WRITTEN TASK: Every line below that mentions the word "Offer" should be copied out.

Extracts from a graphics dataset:
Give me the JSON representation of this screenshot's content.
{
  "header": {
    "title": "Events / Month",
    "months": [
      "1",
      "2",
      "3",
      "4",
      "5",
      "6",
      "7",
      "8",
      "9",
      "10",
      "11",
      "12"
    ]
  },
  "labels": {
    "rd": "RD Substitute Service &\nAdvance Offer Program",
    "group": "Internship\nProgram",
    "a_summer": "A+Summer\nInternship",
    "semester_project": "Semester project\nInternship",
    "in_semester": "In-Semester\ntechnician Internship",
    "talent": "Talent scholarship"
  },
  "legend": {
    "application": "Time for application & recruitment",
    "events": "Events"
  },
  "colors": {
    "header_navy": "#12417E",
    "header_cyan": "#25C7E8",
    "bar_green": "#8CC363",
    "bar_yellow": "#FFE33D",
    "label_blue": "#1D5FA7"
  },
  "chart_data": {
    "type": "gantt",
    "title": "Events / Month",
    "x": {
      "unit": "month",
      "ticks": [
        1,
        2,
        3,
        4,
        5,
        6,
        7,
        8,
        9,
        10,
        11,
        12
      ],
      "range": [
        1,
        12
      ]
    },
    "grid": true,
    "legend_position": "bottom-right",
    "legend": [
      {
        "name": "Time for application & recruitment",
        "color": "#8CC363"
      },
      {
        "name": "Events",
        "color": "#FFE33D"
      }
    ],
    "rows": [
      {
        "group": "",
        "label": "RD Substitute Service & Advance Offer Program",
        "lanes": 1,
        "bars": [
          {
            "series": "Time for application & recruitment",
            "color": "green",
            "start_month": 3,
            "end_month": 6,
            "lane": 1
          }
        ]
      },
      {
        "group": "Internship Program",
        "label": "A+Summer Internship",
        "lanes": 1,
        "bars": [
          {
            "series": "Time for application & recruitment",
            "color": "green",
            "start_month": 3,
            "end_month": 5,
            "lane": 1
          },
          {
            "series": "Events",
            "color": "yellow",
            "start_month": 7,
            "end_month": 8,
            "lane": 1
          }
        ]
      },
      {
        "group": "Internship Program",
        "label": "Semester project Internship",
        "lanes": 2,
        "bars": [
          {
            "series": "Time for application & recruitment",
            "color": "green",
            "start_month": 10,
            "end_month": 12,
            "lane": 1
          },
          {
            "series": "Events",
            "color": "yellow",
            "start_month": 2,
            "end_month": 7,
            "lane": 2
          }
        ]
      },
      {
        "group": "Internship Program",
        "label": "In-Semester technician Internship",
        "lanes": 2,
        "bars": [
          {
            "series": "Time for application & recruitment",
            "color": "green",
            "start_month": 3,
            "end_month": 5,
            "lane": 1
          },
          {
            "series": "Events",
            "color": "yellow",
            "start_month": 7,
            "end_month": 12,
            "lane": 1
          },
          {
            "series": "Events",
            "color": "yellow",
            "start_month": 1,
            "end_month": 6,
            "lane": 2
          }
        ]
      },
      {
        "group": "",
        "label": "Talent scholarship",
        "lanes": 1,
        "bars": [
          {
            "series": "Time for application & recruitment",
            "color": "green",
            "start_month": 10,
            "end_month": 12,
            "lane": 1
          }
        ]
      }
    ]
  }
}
* * *
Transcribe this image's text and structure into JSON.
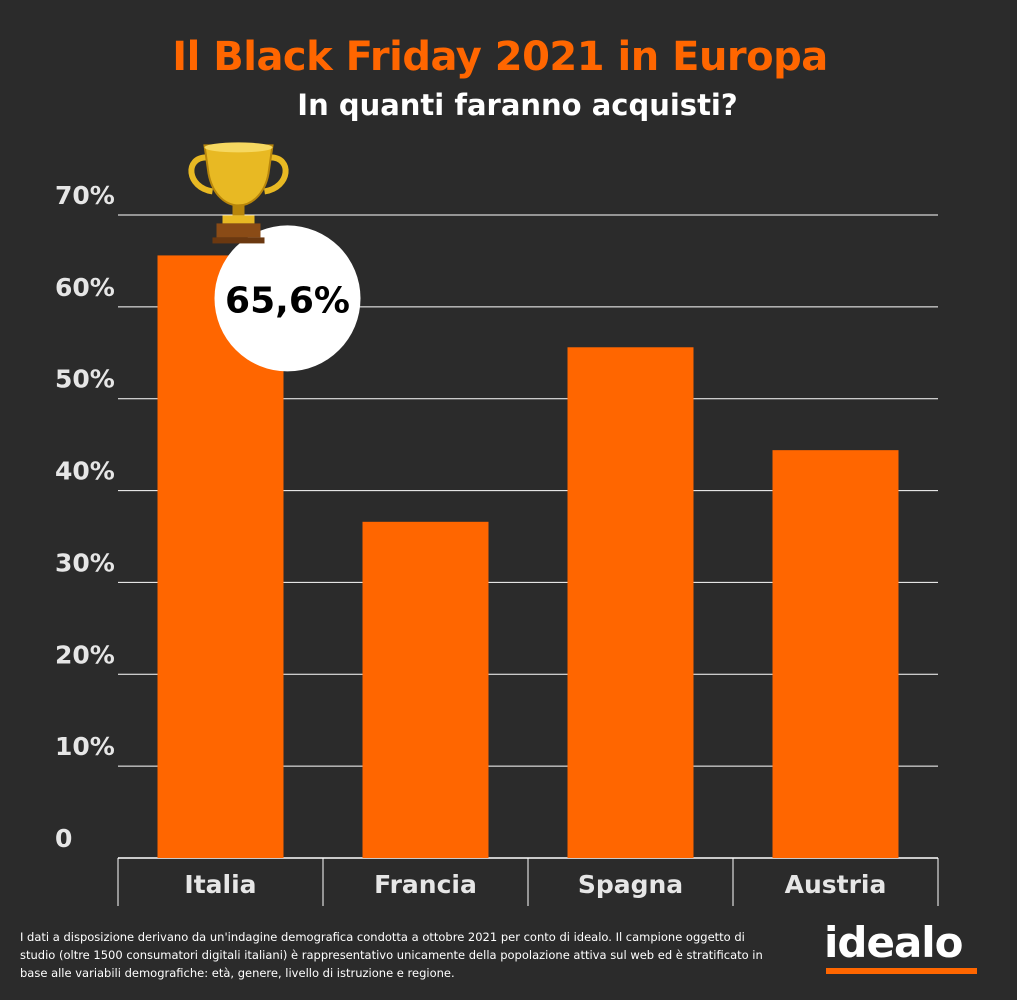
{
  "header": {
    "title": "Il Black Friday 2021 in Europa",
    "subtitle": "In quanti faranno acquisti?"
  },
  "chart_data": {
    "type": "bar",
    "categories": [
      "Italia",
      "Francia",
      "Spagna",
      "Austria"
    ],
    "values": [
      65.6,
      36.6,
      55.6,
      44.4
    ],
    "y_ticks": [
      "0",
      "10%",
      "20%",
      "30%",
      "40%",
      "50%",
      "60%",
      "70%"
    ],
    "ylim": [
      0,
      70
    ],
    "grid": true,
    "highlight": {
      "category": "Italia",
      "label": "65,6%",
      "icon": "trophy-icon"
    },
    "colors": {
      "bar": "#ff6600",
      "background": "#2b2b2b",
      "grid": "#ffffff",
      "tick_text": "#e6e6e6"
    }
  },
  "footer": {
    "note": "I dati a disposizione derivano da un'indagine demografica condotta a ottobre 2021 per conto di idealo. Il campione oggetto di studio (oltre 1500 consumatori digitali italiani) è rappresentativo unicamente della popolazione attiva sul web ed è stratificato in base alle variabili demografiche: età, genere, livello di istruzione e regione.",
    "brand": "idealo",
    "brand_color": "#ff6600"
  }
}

RESULT BELOW:
    "rd": "RD Substitute Service &\nAdvance Offer Program",
        "label": "RD Substitute Service & Advance Offer Program",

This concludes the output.